# STATED EXERCISE
Review the listing and copy each line that holds the word "solen".

# ITEMS
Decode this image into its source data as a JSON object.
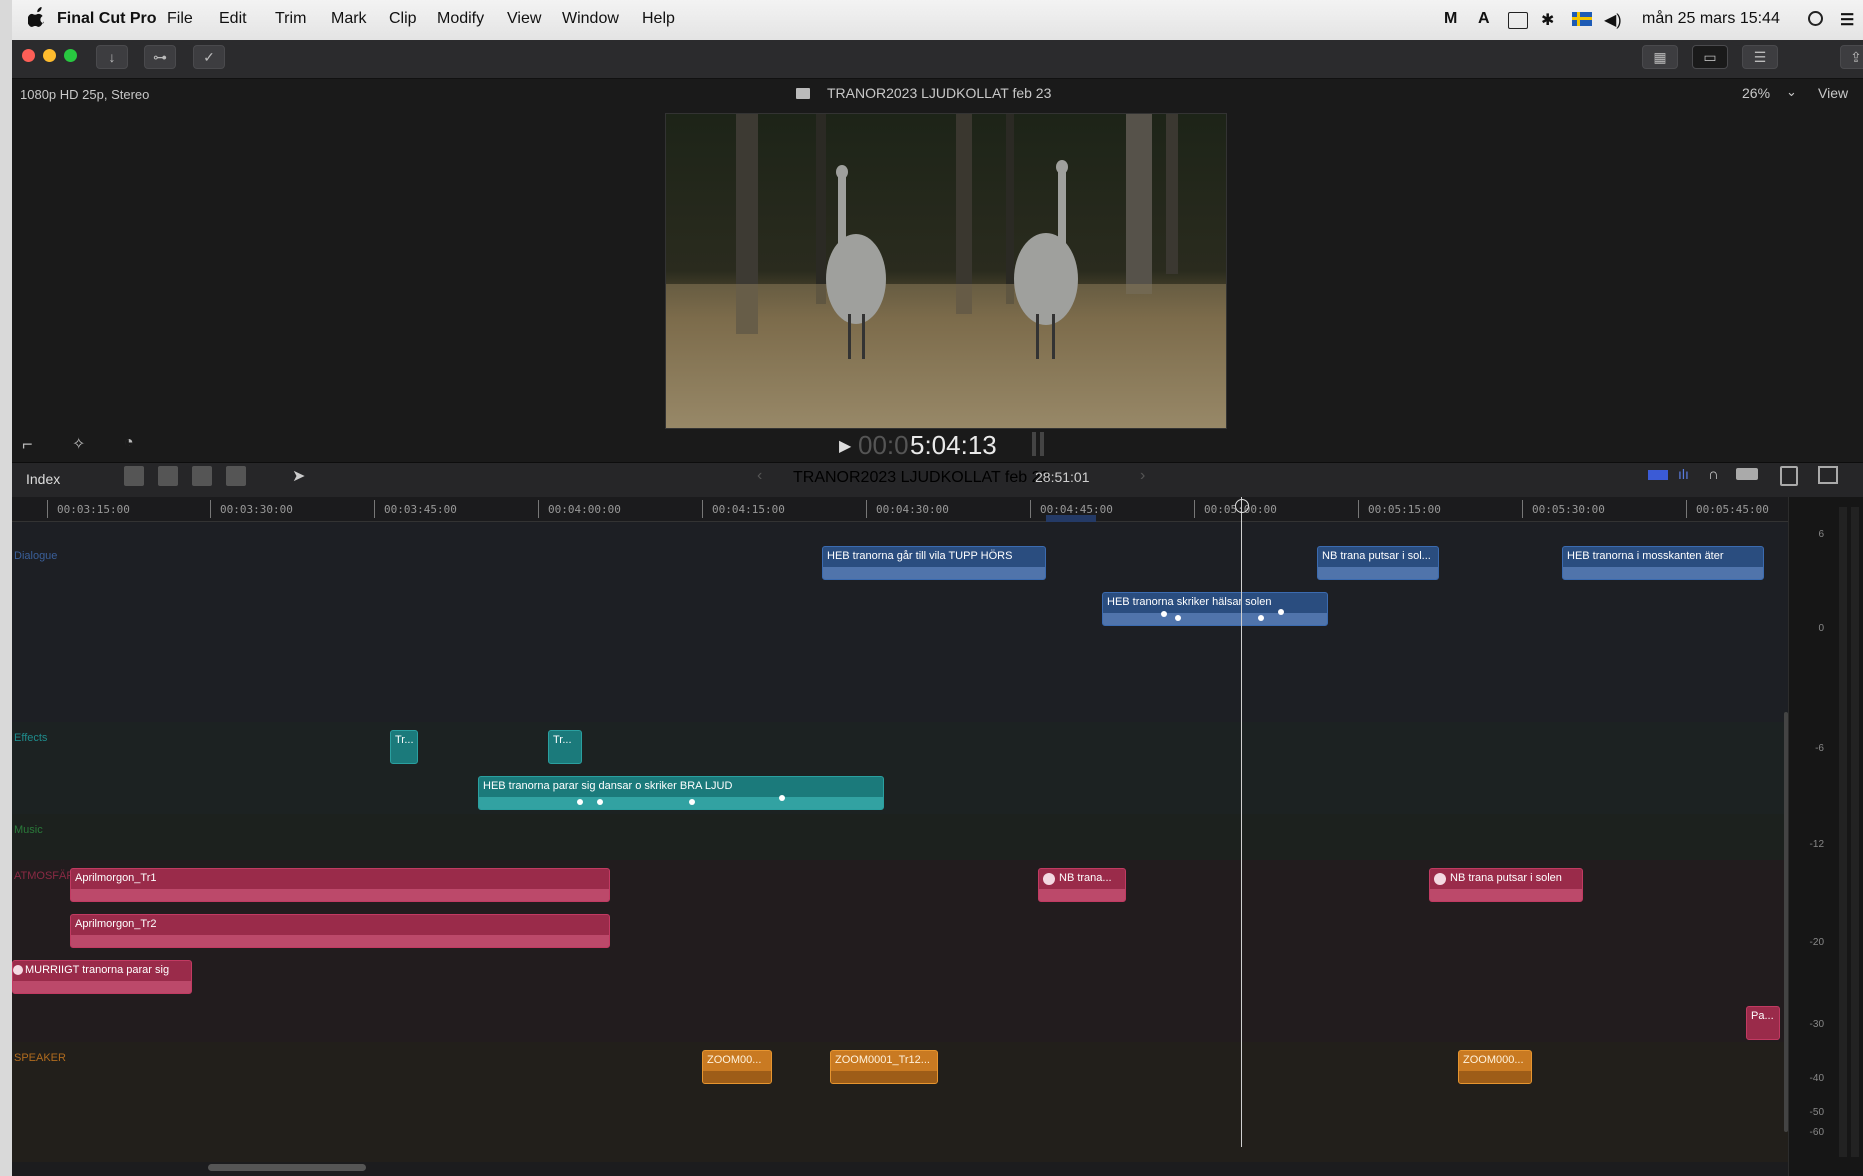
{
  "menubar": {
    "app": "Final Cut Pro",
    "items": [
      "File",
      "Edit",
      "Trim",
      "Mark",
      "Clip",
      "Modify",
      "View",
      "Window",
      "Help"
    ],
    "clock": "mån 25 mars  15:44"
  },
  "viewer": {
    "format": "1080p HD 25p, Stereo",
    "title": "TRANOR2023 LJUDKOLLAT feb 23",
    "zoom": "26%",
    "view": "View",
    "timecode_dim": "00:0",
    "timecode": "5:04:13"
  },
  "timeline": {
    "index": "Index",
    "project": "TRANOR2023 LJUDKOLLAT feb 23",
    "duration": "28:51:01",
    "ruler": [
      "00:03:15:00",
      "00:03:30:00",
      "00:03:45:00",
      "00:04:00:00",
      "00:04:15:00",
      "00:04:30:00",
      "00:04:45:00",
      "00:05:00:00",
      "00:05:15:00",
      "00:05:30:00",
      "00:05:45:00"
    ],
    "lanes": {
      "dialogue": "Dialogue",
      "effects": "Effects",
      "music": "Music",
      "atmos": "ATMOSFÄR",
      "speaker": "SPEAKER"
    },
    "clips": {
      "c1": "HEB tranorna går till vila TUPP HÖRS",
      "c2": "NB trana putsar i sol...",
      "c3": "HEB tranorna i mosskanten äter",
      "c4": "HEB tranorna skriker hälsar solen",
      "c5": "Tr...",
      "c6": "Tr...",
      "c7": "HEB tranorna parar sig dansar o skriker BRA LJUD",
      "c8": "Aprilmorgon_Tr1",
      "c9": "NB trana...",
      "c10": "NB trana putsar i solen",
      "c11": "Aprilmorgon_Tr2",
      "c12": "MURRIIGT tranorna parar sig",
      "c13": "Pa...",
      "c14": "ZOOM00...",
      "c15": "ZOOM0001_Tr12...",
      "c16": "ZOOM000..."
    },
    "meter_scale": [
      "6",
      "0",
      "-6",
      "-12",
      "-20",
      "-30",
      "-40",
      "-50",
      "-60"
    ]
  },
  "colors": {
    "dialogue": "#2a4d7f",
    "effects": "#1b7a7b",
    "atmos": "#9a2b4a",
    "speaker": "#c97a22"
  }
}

# OUTPUT FOR THIS EXERCISE
      "c4": "HEB tranorna skriker hälsar solen",
      "c10": "NB trana putsar i solen",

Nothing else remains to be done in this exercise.